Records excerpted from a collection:

^^^^^^^^

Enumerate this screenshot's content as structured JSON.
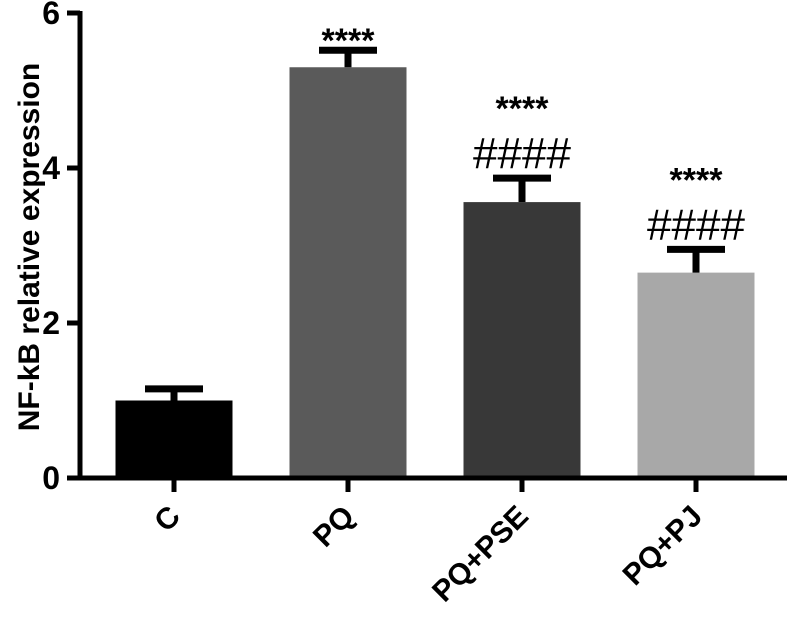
{
  "chart_data": {
    "type": "bar",
    "title": "",
    "xlabel": "",
    "ylabel": "NF-kB relative expression",
    "ylim": [
      0,
      6
    ],
    "yticks": [
      0,
      2,
      4,
      6
    ],
    "grid": false,
    "legend": null,
    "categories": [
      "C",
      "PQ",
      "PQ+PSE",
      "PQ+PJ"
    ],
    "values": [
      1.0,
      5.3,
      3.56,
      2.65
    ],
    "error_upper": [
      0.15,
      0.22,
      0.31,
      0.3
    ],
    "colors": [
      "#000000",
      "#5a5a5a",
      "#383838",
      "#a8a8a8"
    ],
    "annotations": [
      {
        "category": "C",
        "stars": "",
        "hashes": ""
      },
      {
        "category": "PQ",
        "stars": "****",
        "hashes": ""
      },
      {
        "category": "PQ+PSE",
        "stars": "****",
        "hashes": "####"
      },
      {
        "category": "PQ+PJ",
        "stars": "****",
        "hashes": "####"
      }
    ]
  }
}
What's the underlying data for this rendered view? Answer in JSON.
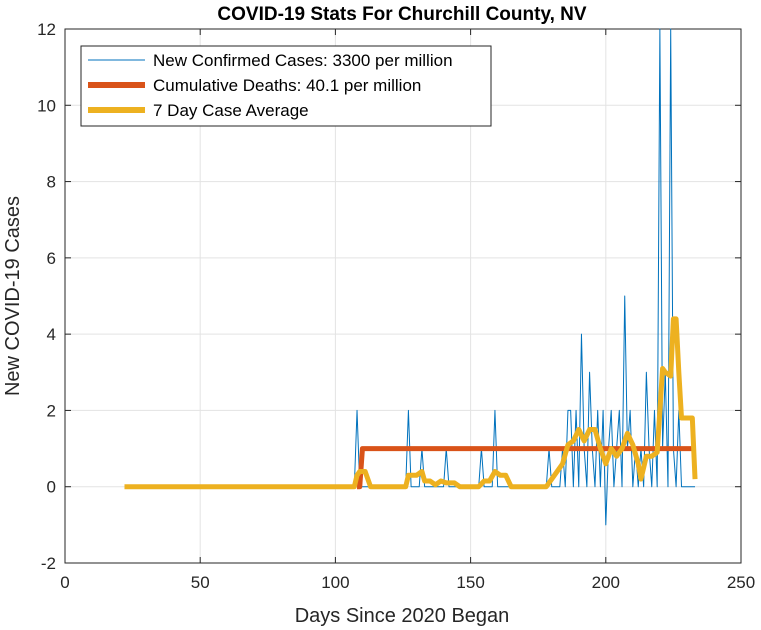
{
  "chart_data": {
    "type": "line",
    "title": "COVID-19 Stats For Churchill County, NV",
    "xlabel": "Days Since 2020 Began",
    "ylabel": "New COVID-19 Cases",
    "xlim": [
      0,
      250
    ],
    "ylim": [
      -2,
      12
    ],
    "xticks": [
      0,
      50,
      100,
      150,
      200,
      250
    ],
    "yticks": [
      -2,
      0,
      2,
      4,
      6,
      8,
      10,
      12
    ],
    "grid": true,
    "legend_position": "top-left",
    "series": [
      {
        "name": "New Confirmed Cases: 3300 per million",
        "color": "#0072BD",
        "line_width": "thin",
        "points": [
          [
            22,
            0
          ],
          [
            107,
            0
          ],
          [
            108,
            2
          ],
          [
            109,
            0
          ],
          [
            126,
            0
          ],
          [
            127,
            2
          ],
          [
            128,
            0
          ],
          [
            131,
            0
          ],
          [
            132,
            1
          ],
          [
            133,
            0
          ],
          [
            140,
            0
          ],
          [
            141,
            1
          ],
          [
            142,
            0
          ],
          [
            153,
            0
          ],
          [
            154,
            1
          ],
          [
            155,
            0
          ],
          [
            158,
            0
          ],
          [
            159,
            2
          ],
          [
            160,
            0
          ],
          [
            178,
            0
          ],
          [
            179,
            1
          ],
          [
            180,
            0
          ],
          [
            183,
            0
          ],
          [
            184,
            1
          ],
          [
            185,
            0
          ],
          [
            186,
            2
          ],
          [
            187,
            2
          ],
          [
            188,
            0
          ],
          [
            189,
            2
          ],
          [
            190,
            0
          ],
          [
            191,
            4
          ],
          [
            192,
            1
          ],
          [
            193,
            0
          ],
          [
            194,
            3
          ],
          [
            195,
            1
          ],
          [
            196,
            0
          ],
          [
            197,
            2
          ],
          [
            198,
            0
          ],
          [
            199,
            2
          ],
          [
            200,
            -1
          ],
          [
            201,
            1
          ],
          [
            202,
            2
          ],
          [
            203,
            0
          ],
          [
            204,
            1
          ],
          [
            205,
            2
          ],
          [
            206,
            0
          ],
          [
            207,
            5
          ],
          [
            208,
            1
          ],
          [
            209,
            2
          ],
          [
            210,
            0
          ],
          [
            211,
            1
          ],
          [
            212,
            0
          ],
          [
            213,
            1
          ],
          [
            214,
            0
          ],
          [
            215,
            3
          ],
          [
            216,
            1
          ],
          [
            217,
            0
          ],
          [
            218,
            2
          ],
          [
            219,
            0
          ],
          [
            220,
            12
          ],
          [
            221,
            1
          ],
          [
            222,
            3
          ],
          [
            223,
            0
          ],
          [
            224,
            12
          ],
          [
            225,
            1
          ],
          [
            226,
            0
          ],
          [
            227,
            2
          ],
          [
            228,
            0
          ],
          [
            233,
            0
          ]
        ]
      },
      {
        "name": "Cumulative Deaths: 40.1 per million",
        "color": "#D95319",
        "line_width": "thick",
        "points": [
          [
            108,
            0
          ],
          [
            109,
            0
          ],
          [
            110,
            1
          ],
          [
            232,
            1
          ]
        ]
      },
      {
        "name": "7 Day Case Average",
        "color": "#EDB120",
        "line_width": "thick",
        "points": [
          [
            22,
            0
          ],
          [
            107,
            0
          ],
          [
            108,
            0.3
          ],
          [
            109,
            0.4
          ],
          [
            111,
            0.4
          ],
          [
            113,
            0
          ],
          [
            126,
            0
          ],
          [
            127,
            0.3
          ],
          [
            130,
            0.3
          ],
          [
            132,
            0.4
          ],
          [
            133,
            0.15
          ],
          [
            135,
            0.15
          ],
          [
            137,
            0.05
          ],
          [
            139,
            0.15
          ],
          [
            141,
            0.1
          ],
          [
            144,
            0.1
          ],
          [
            146,
            0
          ],
          [
            153,
            0
          ],
          [
            155,
            0.15
          ],
          [
            157,
            0.15
          ],
          [
            159,
            0.4
          ],
          [
            161,
            0.3
          ],
          [
            163,
            0.3
          ],
          [
            165,
            0
          ],
          [
            178,
            0
          ],
          [
            181,
            0.3
          ],
          [
            184,
            0.6
          ],
          [
            186,
            1.1
          ],
          [
            188,
            1.2
          ],
          [
            190,
            1.5
          ],
          [
            192,
            1.2
          ],
          [
            194,
            1.5
          ],
          [
            196,
            1.5
          ],
          [
            198,
            1.0
          ],
          [
            200,
            0.6
          ],
          [
            202,
            1.0
          ],
          [
            204,
            0.8
          ],
          [
            206,
            1.0
          ],
          [
            208,
            1.4
          ],
          [
            210,
            1.1
          ],
          [
            212,
            0.6
          ],
          [
            213,
            0.2
          ],
          [
            215,
            0.8
          ],
          [
            217,
            0.8
          ],
          [
            219,
            0.9
          ],
          [
            220,
            2.0
          ],
          [
            221,
            3.1
          ],
          [
            222,
            3.0
          ],
          [
            224,
            2.9
          ],
          [
            225,
            4.4
          ],
          [
            226,
            4.4
          ],
          [
            227,
            3.0
          ],
          [
            228,
            1.8
          ],
          [
            231,
            1.8
          ],
          [
            232,
            1.8
          ],
          [
            233,
            0.2
          ]
        ]
      }
    ]
  }
}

^^^^^^^^

WHAT THE TASK REQUIRES. Using the records given above, list every line that includes the word "this".

WRITTEN ANSWER.
Enumerate this screenshot's content as structured JSON.
What's the underlying data for this rendered view? Answer in JSON.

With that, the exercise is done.